## EXERCISE DESCRIPTION
All of the data should be repeated exactly; pictures are not part of the copy.

— start of MATERIAL FOR THE TASK —

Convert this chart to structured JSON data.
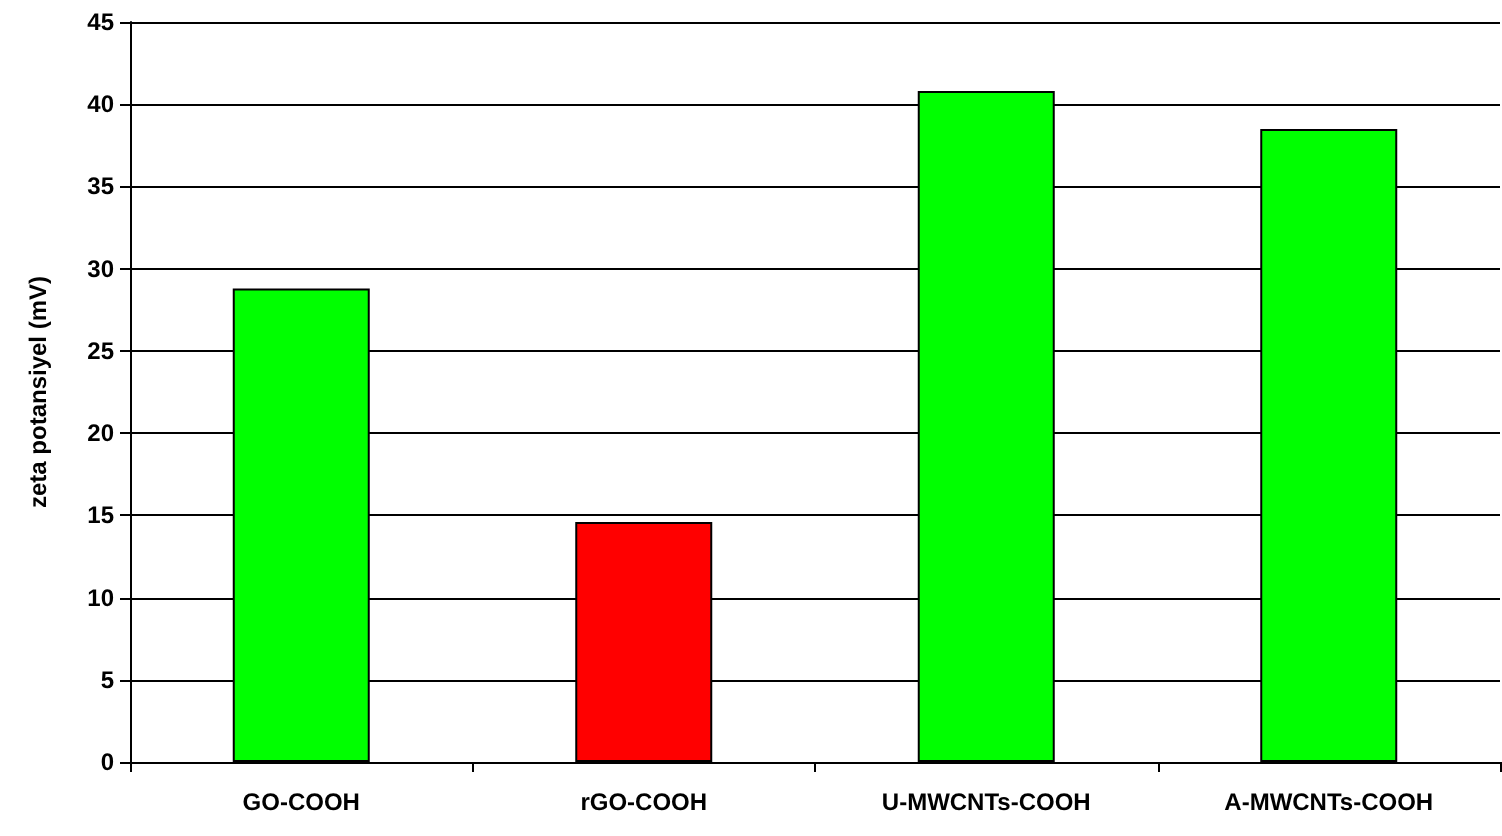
{
  "chart_data": {
    "type": "bar",
    "ylabel": "zeta potansiyel (mV)",
    "categories": [
      "GO-COOH",
      "rGO-COOH",
      "U-MWCNTs-COOH",
      "A-MWCNTs-COOH"
    ],
    "values": [
      28.8,
      14.6,
      40.8,
      38.5
    ],
    "colors": [
      "#00ff00",
      "#ff0000",
      "#00ff00",
      "#00ff00"
    ],
    "ylim": [
      0,
      45
    ],
    "yticks": [
      0,
      5,
      10,
      15,
      20,
      25,
      30,
      35,
      40,
      45
    ],
    "grid": "y"
  }
}
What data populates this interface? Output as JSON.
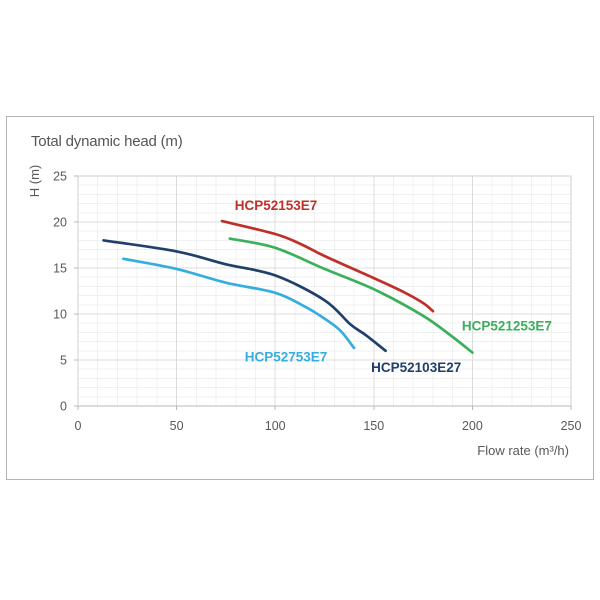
{
  "chart_data": {
    "type": "line",
    "title": "Total dynamic head (m)",
    "ylabel": "H (m)",
    "xlabel": "Flow rate (m³/h)",
    "xlim": [
      0,
      250
    ],
    "ylim": [
      0,
      25
    ],
    "x_ticks": [
      0,
      50,
      100,
      150,
      200,
      250
    ],
    "y_ticks": [
      0,
      5,
      10,
      15,
      20,
      25
    ],
    "x_minor_step": 10,
    "y_minor_step": 1,
    "grid": "major+minor",
    "legend_position": "inline-labels",
    "axis_text_color": "#595959",
    "grid_minor_color": "#f0f0f0",
    "grid_major_color": "#dcdcdc",
    "plot_border_color": "#cfcfcf",
    "series": [
      {
        "name": "HCP52153E7",
        "color": "#bf3029",
        "points": [
          [
            73,
            20.1
          ],
          [
            100,
            18.7
          ],
          [
            113,
            17.6
          ],
          [
            125,
            16.3
          ],
          [
            150,
            13.9
          ],
          [
            165,
            12.4
          ],
          [
            175,
            11.2
          ],
          [
            180,
            10.3
          ]
        ],
        "label_pos": [
          100.4,
          21.8
        ]
      },
      {
        "name": "HCP521253E7",
        "color": "#3bb05a",
        "points": [
          [
            77,
            18.2
          ],
          [
            100,
            17.2
          ],
          [
            125,
            14.9
          ],
          [
            150,
            12.7
          ],
          [
            175,
            9.8
          ],
          [
            190,
            7.5
          ],
          [
            200,
            5.8
          ]
        ],
        "label_pos": [
          217.5,
          8.7
        ]
      },
      {
        "name": "HCP52103E27",
        "color": "#20406b",
        "points": [
          [
            13,
            18.0
          ],
          [
            50,
            16.8
          ],
          [
            75,
            15.4
          ],
          [
            100,
            14.2
          ],
          [
            125,
            11.5
          ],
          [
            138,
            8.9
          ],
          [
            146,
            7.7
          ],
          [
            156,
            6.0
          ]
        ],
        "label_pos": [
          171.5,
          4.2
        ]
      },
      {
        "name": "HCP52753E7",
        "color": "#35addf",
        "points": [
          [
            23,
            16.0
          ],
          [
            50,
            14.9
          ],
          [
            75,
            13.4
          ],
          [
            100,
            12.3
          ],
          [
            115,
            10.8
          ],
          [
            125,
            9.5
          ],
          [
            133,
            8.2
          ],
          [
            140,
            6.3
          ]
        ],
        "label_pos": [
          105.5,
          5.3
        ]
      }
    ]
  }
}
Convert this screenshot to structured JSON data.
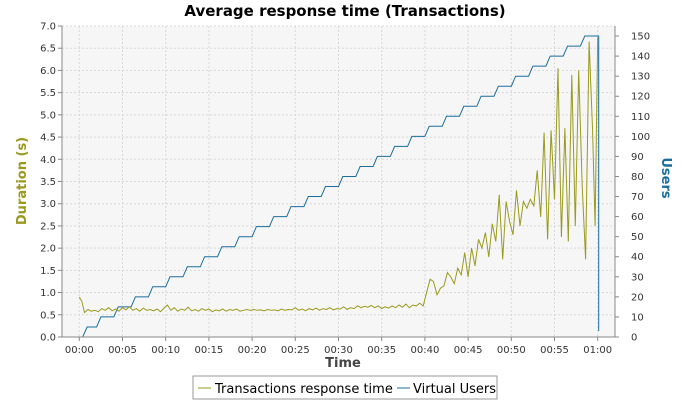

— end of MATERIAL FOR THE TASK —

## OUTPUT
Convert this chart to structured JSON data.
{
  "chart_data": {
    "type": "bar",
    "ylabel": "zeta potansiyel (mV)",
    "categories": [
      "GO-COOH",
      "rGO-COOH",
      "U-MWCNTs-COOH",
      "A-MWCNTs-COOH"
    ],
    "values": [
      28.8,
      14.6,
      40.8,
      38.5
    ],
    "colors": [
      "#00ff00",
      "#ff0000",
      "#00ff00",
      "#00ff00"
    ],
    "ylim": [
      0,
      45
    ],
    "yticks": [
      0,
      5,
      10,
      15,
      20,
      25,
      30,
      35,
      40,
      45
    ],
    "grid": "y"
  }
}
What data populates this interface? Output as JSON.
{
  "chart_data": {
    "type": "line",
    "title": "Total dynamic head (m)",
    "ylabel": "H (m)",
    "xlabel": "Flow rate (m³/h)",
    "xlim": [
      0,
      250
    ],
    "ylim": [
      0,
      25
    ],
    "x_ticks": [
      0,
      50,
      100,
      150,
      200,
      250
    ],
    "y_ticks": [
      0,
      5,
      10,
      15,
      20,
      25
    ],
    "x_minor_step": 10,
    "y_minor_step": 1,
    "grid": "major+minor",
    "legend_position": "inline-labels",
    "axis_text_color": "#595959",
    "grid_minor_color": "#f0f0f0",
    "grid_major_color": "#dcdcdc",
    "plot_border_color": "#cfcfcf",
    "series": [
      {
        "name": "HCP52153E7",
        "color": "#bf3029",
        "points": [
          [
            73,
            20.1
          ],
          [
            100,
            18.7
          ],
          [
            113,
            17.6
          ],
          [
            125,
            16.3
          ],
          [
            150,
            13.9
          ],
          [
            165,
            12.4
          ],
          [
            175,
            11.2
          ],
          [
            180,
            10.3
          ]
        ],
        "label_pos": [
          100.4,
          21.8
        ]
      },
      {
        "name": "HCP521253E7",
        "color": "#3bb05a",
        "points": [
          [
            77,
            18.2
          ],
          [
            100,
            17.2
          ],
          [
            125,
            14.9
          ],
          [
            150,
            12.7
          ],
          [
            175,
            9.8
          ],
          [
            190,
            7.5
          ],
          [
            200,
            5.8
          ]
        ],
        "label_pos": [
          217.5,
          8.7
        ]
      },
      {
        "name": "HCP52103E27",
        "color": "#20406b",
        "points": [
          [
            13,
            18.0
          ],
          [
            50,
            16.8
          ],
          [
            75,
            15.4
          ],
          [
            100,
            14.2
          ],
          [
            125,
            11.5
          ],
          [
            138,
            8.9
          ],
          [
            146,
            7.7
          ],
          [
            156,
            6.0
          ]
        ],
        "label_pos": [
          171.5,
          4.2
        ]
      },
      {
        "name": "HCP52753E7",
        "color": "#35addf",
        "points": [
          [
            23,
            16.0
          ],
          [
            50,
            14.9
          ],
          [
            75,
            13.4
          ],
          [
            100,
            12.3
          ],
          [
            115,
            10.8
          ],
          [
            125,
            9.5
          ],
          [
            133,
            8.2
          ],
          [
            140,
            6.3
          ]
        ],
        "label_pos": [
          105.5,
          5.3
        ]
      }
    ]
  }
}
Convert this screenshot to structured JSON data.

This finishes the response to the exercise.